[Stored data]
— Start —
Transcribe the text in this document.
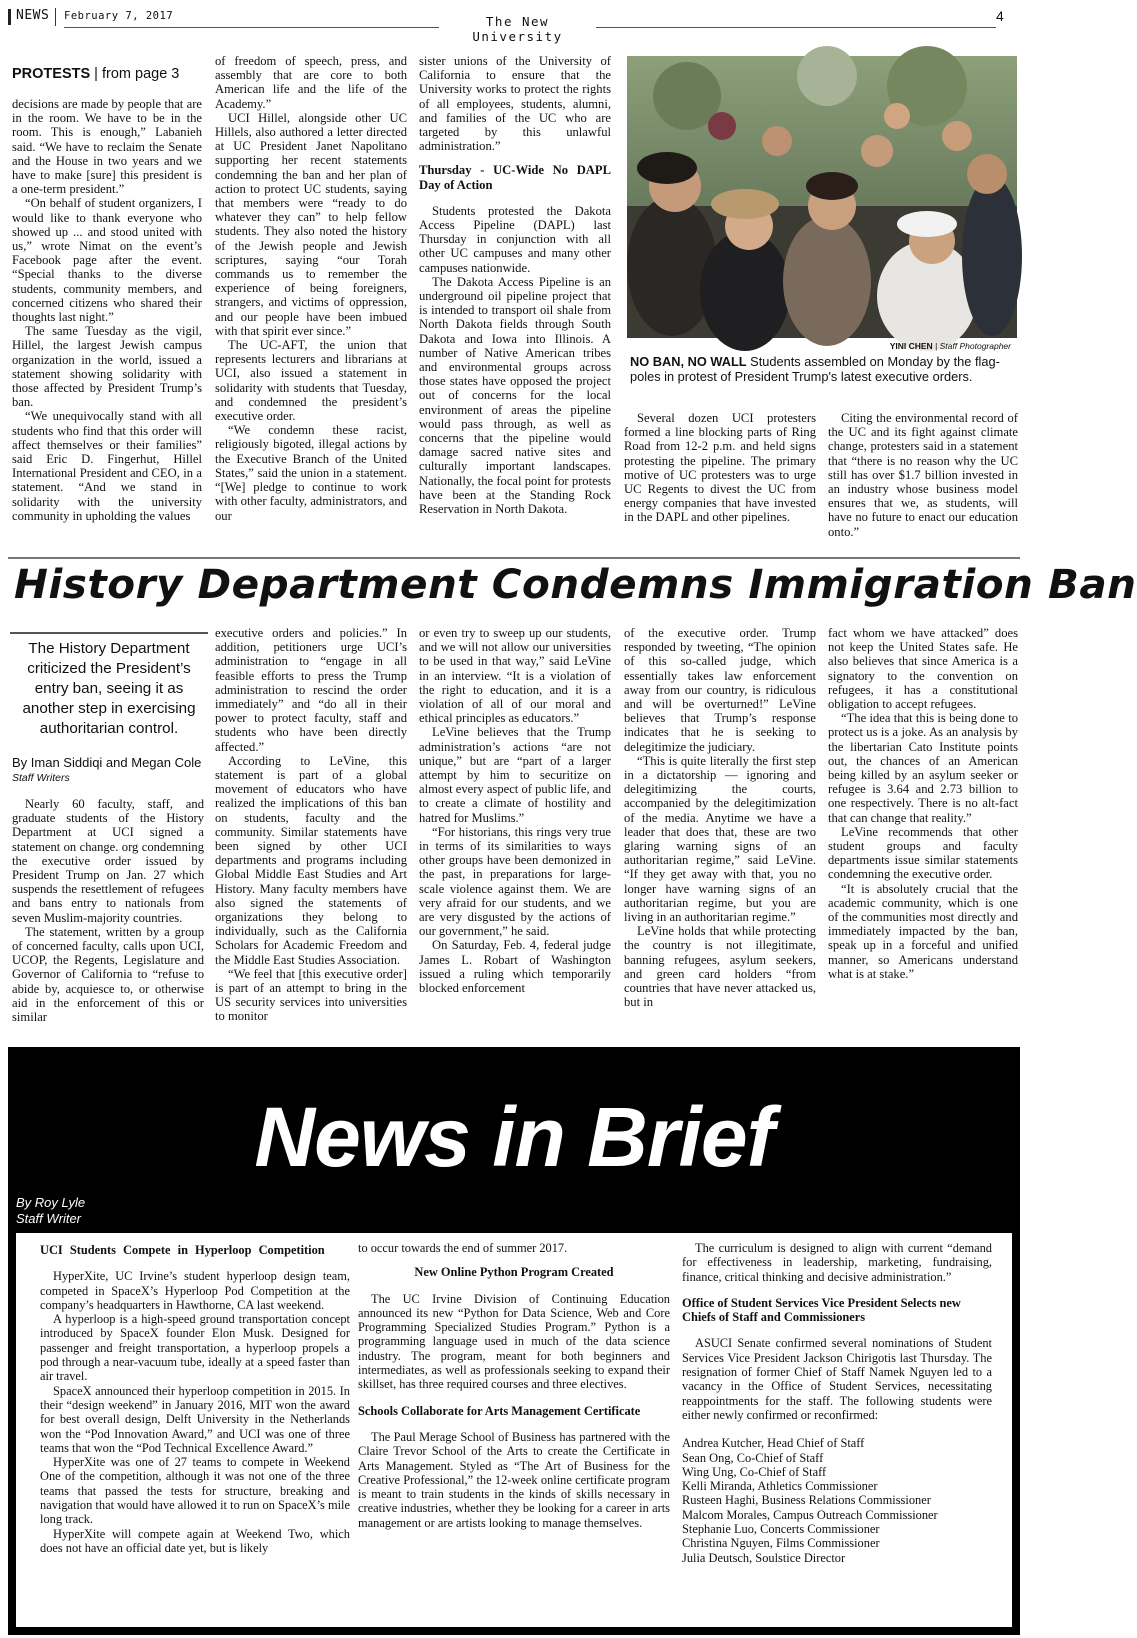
NEWS February 7, 2017	The New University
4
PROTESTS | from page 3

decisions are made by people that are in the room. We have to be in the room. This is enough,” Labanieh said. “We have to reclaim the Senate and the House in two years and we have to make [sure] this president is a one-term president.”

“On behalf of student organizers, I would like to thank everyone who showed up ... and stood united with us,” wrote Nimat on the event’s Facebook page after the event. “Special thanks to the diverse students, community members, and concerned citizens who shared their thoughts last night.”

The same Tuesday as the vigil, Hillel, the largest Jewish campus organization in the world, issued a statement showing solidarity with those affected by President Trump’s ban.

“We unequivocally stand with all students who find that this order will affect themselves or their families” said Eric D. Fingerhut, Hillel International President and CEO, in a statement. “And we stand in solidarity with the university community in upholding the values

of freedom of speech, press, and assembly that are core to both American life and the life of the Academy.”

UCI Hillel, alongside other UC Hillels, also authored a letter directed at UC President Janet Napolitano supporting her recent statements condemning the ban and her plan of action to protect UC students, saying that members were “ready to do whatever they can” to help fellow students. They also noted the history of the Jewish people and Jewish scriptures, saying “our Torah commands us to remember the experience of being foreigners, strangers, and victims of oppression, and our people have been imbued with that spirit ever since.”

The UC-AFT, the union that represents lecturers and librarians at UCI, also issued a statement in solidarity with students that Tuesday, and condemned the president’s executive order.

“We condemn these racist, religiously bigoted, illegal actions by the Executive Branch of the United States,” said the union in a statement. “[We] pledge to continue to work with other faculty, administrators, and our

sister unions of the University of California to ensure that the University works to protect the rights of all employees, students, alumni, and families of the UC who are targeted by this unlawful administration.”

Thursday - UC-Wide No DAPL Day of Action

Students protested the Dakota Access Pipeline (DAPL) last Thursday in conjunction with all other UC campuses and many other campuses nationwide.

The Dakota Access Pipeline is an underground oil pipeline project that is intended to transport oil shale from North Dakota fields through South Dakota and Iowa into Illinois. A number of Native American tribes and environmental groups across those states have opposed the project out of concerns for the local environment of areas the pipeline would pass through, as well as concerns that the pipeline would damage sacred native sites and culturally important landscapes. Nationally, the focal point for protests have been at the Standing Rock Reservation in North Dakota.

YINI CHEN | Staff Photographer
NO BAN, NO WALL Students assembled on Monday by the flag-poles in protest of President Trump's latest executive orders.

Several dozen UCI protesters formed a line blocking parts of Ring Road from 12-2 p.m. and held signs protesting the pipeline. The primary motive of UC protesters was to urge UC Regents to divest the UC from energy companies that have invested in the DAPL and other pipelines.

Citing the environmental record of the UC and its fight against climate change, protesters said in a statement that “there is no reason why the UC still has over $1.7 billion invested in an industry whose business model ensures that we, as students, will have no future to enact our education onto.”

History Department Condemns Immigration Ban
The History Department criticized the President’s entry ban, seeing it as another step in exercising authoritarian control.
By Iman Siddiqi and Megan Cole
Staff Writers

Nearly 60 faculty, staff, and graduate students of the History Department at UCI signed a statement on change. org condemning the executive order issued by President Trump on Jan. 27 which suspends the resettlement of refugees and bans entry to nationals from seven Muslim-majority countries.

The statement, written by a group of concerned faculty, calls upon UCI, UCOP, the Regents, Legislature and Governor of California to “refuse to abide by, acquiesce to, or otherwise aid in the enforcement of this or similar

executive orders and policies.” In addition, petitioners urge UCI’s administration to “engage in all feasible efforts to press the Trump administration to rescind the order immediately” and “do all in their power to protect faculty, staff and students who have been directly affected.”

According to LeVine, this statement is part of a global movement of educators who have realized the implications of this ban on students, faculty and the community. Similar statements have been signed by other UCI departments and programs including Global Middle East Studies and Art History. Many faculty members have also signed the statements of organizations they belong to individually, such as the California Scholars for Academic Freedom and the Middle East Studies Association.

“We feel that [this executive order] is part of an attempt to bring in the US security services into universities to monitor

or even try to sweep up our students, and we will not allow our universities to be used in that way,” said LeVine in an interview. “It is a violation of the right to education, and it is a violation of all of our moral and ethical principles as educators.”

LeVine believes that the Trump administration’s actions “are not unique,” but are “part of a larger attempt by him to securitize on almost every aspect of public life, and to create a climate of hostility and hatred for Muslims.”

“For historians, this rings very true in terms of its similarities to ways other groups have been demonized in the past, in preparations for large-scale violence against them. We are very afraid for our students, and we are very disgusted by the actions of our government,” he said.

On Saturday, Feb. 4, federal judge James L. Robart of Washington issued a ruling which temporarily blocked enforcement

of the executive order. Trump responded by tweeting, “The opinion of this so-called judge, which essentially takes law enforcement away from our country, is ridiculous and will be overturned!” LeVine believes that Trump’s response indicates that he is seeking to delegitimize the judiciary.

“This is quite literally the first step in a dictatorship — ignoring and delegitimizing the courts, accompanied by the delegitimization of the media. Anytime we have a leader that does that, these are two glaring warning signs of an authoritarian regime,” said LeVine. “If they get away with that, you no longer have warning signs of an authoritarian regime, but you are living in an authoritarian regime.”

LeVine holds that while protecting the country is not illegitimate, banning refugees, asylum seekers, and green card holders “from countries that have never attacked us, but in

fact whom we have attacked” does not keep the United States safe. He also believes that since America is a signatory to the convention on refugees, it has a constitutional obligation to accept refugees.

“The idea that this is being done to protect us is a joke. As an analysis by the libertarian Cato Institute points out, the chances of an American being killed by an asylum seeker or refugee is 3.64 and 2.73 billion to one respectively. There is no alt-fact that can change that reality.”

LeVine recommends that other student groups and faculty departments issue similar statements condemning the executive order.

“It is absolutely crucial that the academic community, which is one of the communities most directly and immediately impacted by the ban, speak up in a forceful and unified manner, so Americans understand what is at stake.”

News in Brief
By Roy Lyle
Staff Writer

UCI Students Compete in Hyperloop Competition

HyperXite, UC Irvine’s student hyperloop design team, competed in SpaceX’s Hyperloop Pod Competition at the company’s headquarters in Hawthorne, CA last weekend.

A hyperloop is a high-speed ground transportation concept introduced by SpaceX founder Elon Musk. Designed for passenger and freight transportation, a hyperloop propels a pod through a near-vacuum tube, ideally at a speed faster than air travel.

SpaceX announced their hyperloop competition in 2015. In their “design weekend” in January 2016, MIT won the award for best overall design, Delft University in the Netherlands won the “Pod Innovation Award,” and UCI was one of three teams that won the “Pod Technical Excellence Award.”

HyperXite was one of 27 teams to compete in Weekend One of the competition, although it was not one of the three teams that passed the tests for structure, breaking and navigation that would have allowed it to run on SpaceX’s mile long track.

HyperXite will compete again at Weekend Two, which does not have an official date yet, but is likely

to occur towards the end of summer 2017.

New Online Python Program Created

The UC Irvine Division of Continuing Education announced its new “Python for Data Science, Web and Core Programming Specialized Studies Program.” Python is a programming language used in much of the data science industry. The program, meant for both beginners and intermediates, as well as professionals seeking to expand their skillset, has three required courses and three electives.

Schools Collaborate for Arts Management Certificate

The Paul Merage School of Business has partnered with the Claire Trevor School of the Arts to create the Certificate in Arts Management. Styled as “The Art of Business for the Creative Professional,” the 12-week online certificate program is meant to train students in the kinds of skills necessary in creative industries, whether they be looking for a career in arts management or are artists looking to manage themselves.

The curriculum is designed to align with current “demand for effectiveness in leadership, marketing, fundraising, finance, critical thinking and decisive administration.”

Office of Student Services Vice President Selects new Chiefs of Staff and Commissioners

ASUCI Senate confirmed several nominations of Student Services Vice President Jackson Chirigotis last Thursday. The resignation of former Chief of Staff Namek Nguyen led to a vacancy in the Office of Student Services, necessitating reappointments for the staff. The following students were either newly confirmed or reconfirmed:

Andrea Kutcher, Head Chief of Staff
Sean Ong, Co-Chief of Staff
Wing Ung, Co-Chief of Staff
Kelli Miranda, Athletics Commissioner
Rusteen Haghi, Business Relations Commissioner
Malcom Morales, Campus Outreach Commissioner
Stephanie Luo, Concerts Commissioner
Christina Nguyen, Films Commissioner
Julia Deutsch, Soulstice Director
— End —
WHAT IS REQUIRED:
Go through the records and pull out each line that includes the word "change".

RESPONSE TO THE TASK:
Citing the environmental record of the UC and its fight against climate change, protesters said in a statement that “there is no reason why the UC still has over $1.7 billion invested in an industry whose business model ensures that we, as students, will have no future to enact our education onto.”
Nearly 60 faculty, staff, and graduate students of the History Department at UCI signed a statement on change. org condemning the executive order issued by President Trump on Jan. 27 which suspends the resettlement of refugees and bans entry to nationals from seven Muslim-majority countries.
“The idea that this is being done to protect us is a joke. As an analysis by the libertarian Cato Institute points out, the chances of an American being killed by an asylum seeker or refugee is 3.64 and 2.73 billion to one respectively. There is no alt-fact that can change that reality.”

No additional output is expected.